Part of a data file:
┄┄┄┄┄┄┄┄┄┄
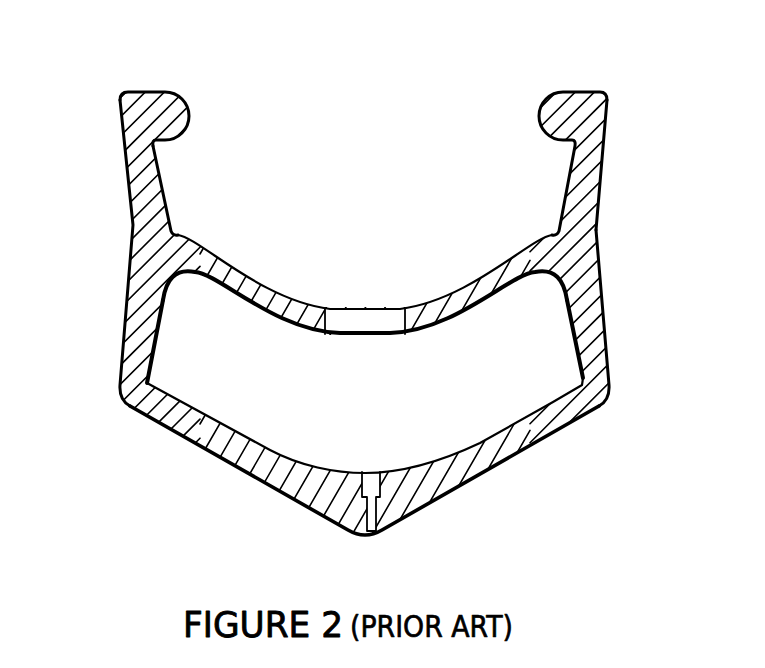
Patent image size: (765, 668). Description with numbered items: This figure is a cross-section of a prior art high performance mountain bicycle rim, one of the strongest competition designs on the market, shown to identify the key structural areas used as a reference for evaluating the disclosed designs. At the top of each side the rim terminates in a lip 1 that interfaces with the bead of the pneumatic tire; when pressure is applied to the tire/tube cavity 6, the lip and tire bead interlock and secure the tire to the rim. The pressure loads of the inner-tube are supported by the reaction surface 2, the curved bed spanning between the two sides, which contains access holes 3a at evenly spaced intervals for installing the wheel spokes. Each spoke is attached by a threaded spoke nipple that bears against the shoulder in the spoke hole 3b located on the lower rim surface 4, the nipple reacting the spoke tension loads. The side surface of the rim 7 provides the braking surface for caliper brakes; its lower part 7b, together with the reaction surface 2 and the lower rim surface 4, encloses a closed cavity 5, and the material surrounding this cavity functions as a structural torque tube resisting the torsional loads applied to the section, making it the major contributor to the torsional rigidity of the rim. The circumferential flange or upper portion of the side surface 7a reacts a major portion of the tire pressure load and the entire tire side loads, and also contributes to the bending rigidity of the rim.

The lip 1 is at (185, 95).
The reaction surface 2 is at (244, 272).
The access holes 3a is at (366, 309).
The spoke hole 3b is at (368, 472).
The lower rim surface 4 is at (465, 478).
The closed cavity 5 is at (242, 380).
The tire/tube cavity 6 is at (410, 167).
The side surface of the rim 7 is at (128, 208).
The upper portion of the side surface 7a is at (590, 215).
The lower part of the side surface 7b is at (602, 317).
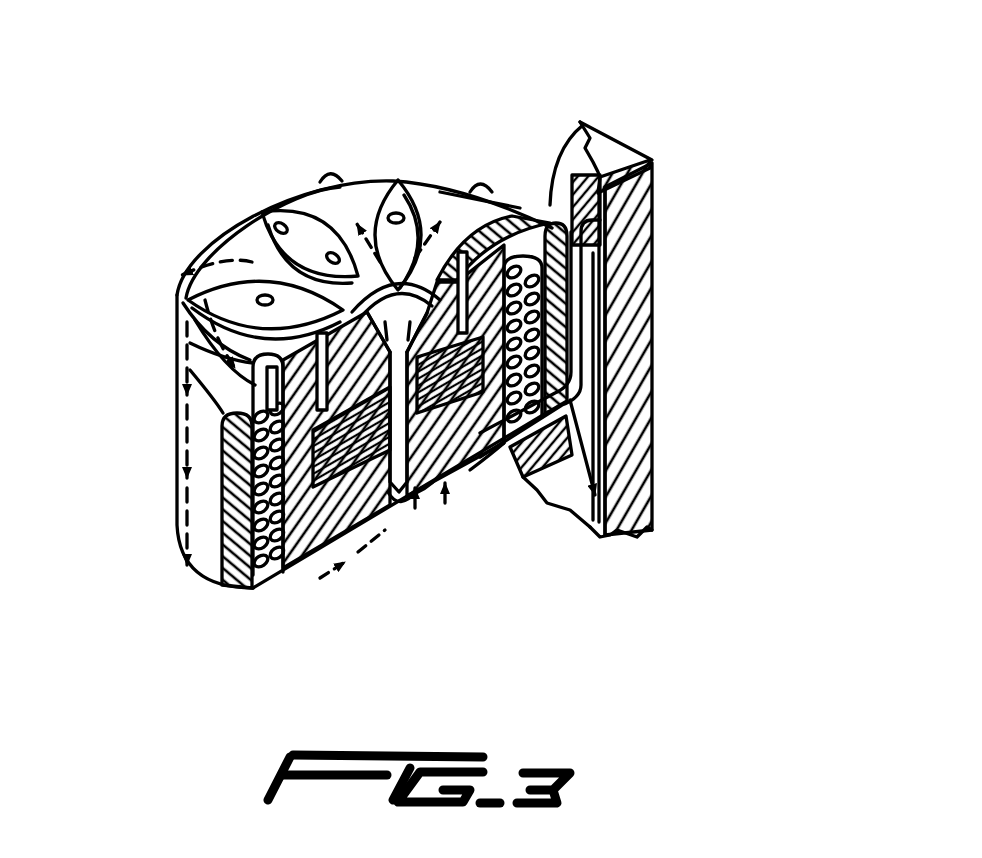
┄┄┄┄┄┄┄┄┄┄
■ **To do**
Please rewrite the rows above, replacing "mountain bicycle" with "road bicycle" and keeping everything else the same. Omit the pictures from your answer.

■ **Reply**
Patent image size: (765, 668). Description with numbered items: This figure is a cross-section of a prior art high performance road bicycle rim, one of the strongest competition designs on the market, shown to identify the key structural areas used as a reference for evaluating the disclosed designs. At the top of each side the rim terminates in a lip 1 that interfaces with the bead of the pneumatic tire; when pressure is applied to the tire/tube cavity 6, the lip and tire bead interlock and secure the tire to the rim. The pressure loads of the inner-tube are supported by the reaction surface 2, the curved bed spanning between the two sides, which contains access holes 3a at evenly spaced intervals for installing the wheel spokes. Each spoke is attached by a threaded spoke nipple that bears against the shoulder in the spoke hole 3b located on the lower rim surface 4, the nipple reacting the spoke tension loads. The side surface of the rim 7 provides the braking surface for caliper brakes; its lower part 7b, together with the reaction surface 2 and the lower rim surface 4, encloses a closed cavity 5, and the material surrounding this cavity functions as a structural torque tube resisting the torsional loads applied to the section, making it the major contributor to the torsional rigidity of the rim. The circumferential flange or upper portion of the side surface 7a reacts a major portion of the tire pressure load and the entire tire side loads, and also contributes to the bending rigidity of the rim.

The lip 1 is at (185, 95).
The reaction surface 2 is at (244, 272).
The access holes 3a is at (366, 309).
The spoke hole 3b is at (368, 472).
The lower rim surface 4 is at (465, 478).
The closed cavity 5 is at (242, 380).
The tire/tube cavity 6 is at (410, 167).
The side surface of the rim 7 is at (128, 208).
The upper portion of the side surface 7a is at (590, 215).
The lower part of the side surface 7b is at (602, 317).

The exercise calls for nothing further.